> [What is required]:
Please give the entries again in full and exactly, without any picture.

╭─ Record excerpts

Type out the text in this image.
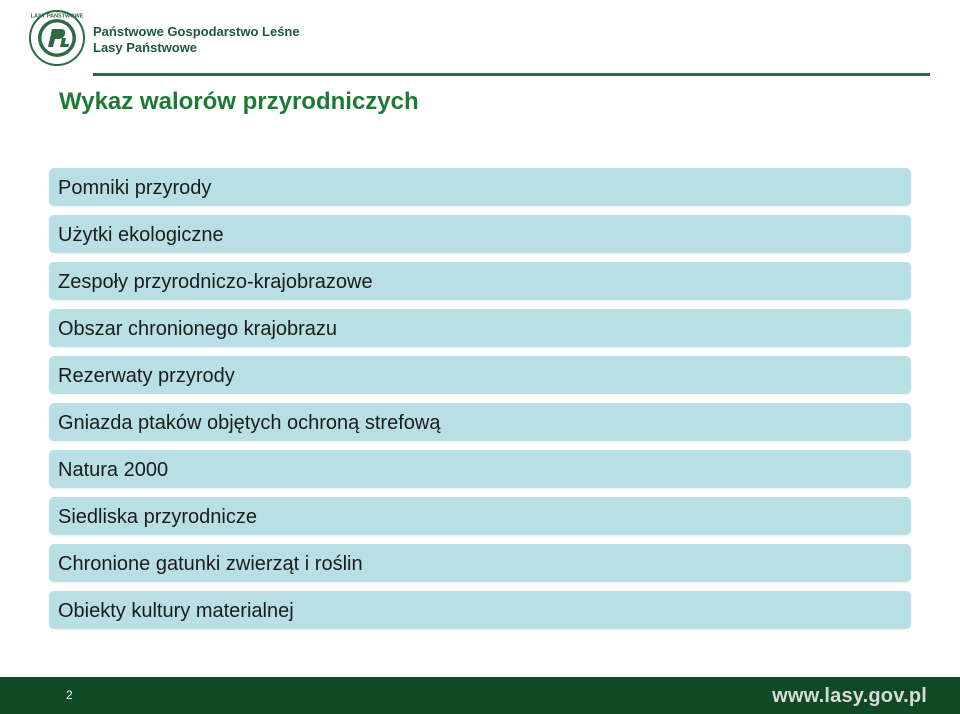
LASY PAŃSTWOWE
Państwowe Gospodarstwo Leśne
Lasy Państwowe
Wykaz walorów przyrodniczych
Pomniki przyrody
Użytki ekologiczne
Zespoły przyrodniczo-krajobrazowe
Obszar chronionego krajobrazu
Rezerwaty przyrody
Gniazda ptaków objętych ochroną strefową
Natura 2000
Siedliska przyrodnicze
Chronione gatunki zwierząt i roślin
Obiekty kultury materialnej
2	www.lasy.gov.pl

╰─

> [Solution for this problem]:
Type out the text in this image.
LASY PAŃSTWOWE
Państwowe Gospodarstwo Leśne
Lasy Państwowe
Wykaz walorów przyrodniczych
Pomniki przyrody
Użytki ekologiczne
Zespoły przyrodniczo-krajobrazowe
Obszar chronionego krajobrazu
Rezerwaty przyrody
Gniazda ptaków objętych ochroną strefową
Natura 2000
Siedliska przyrodnicze
Chronione gatunki zwierząt i roślin
Obiekty kultury materialnej
2	www.lasy.gov.pl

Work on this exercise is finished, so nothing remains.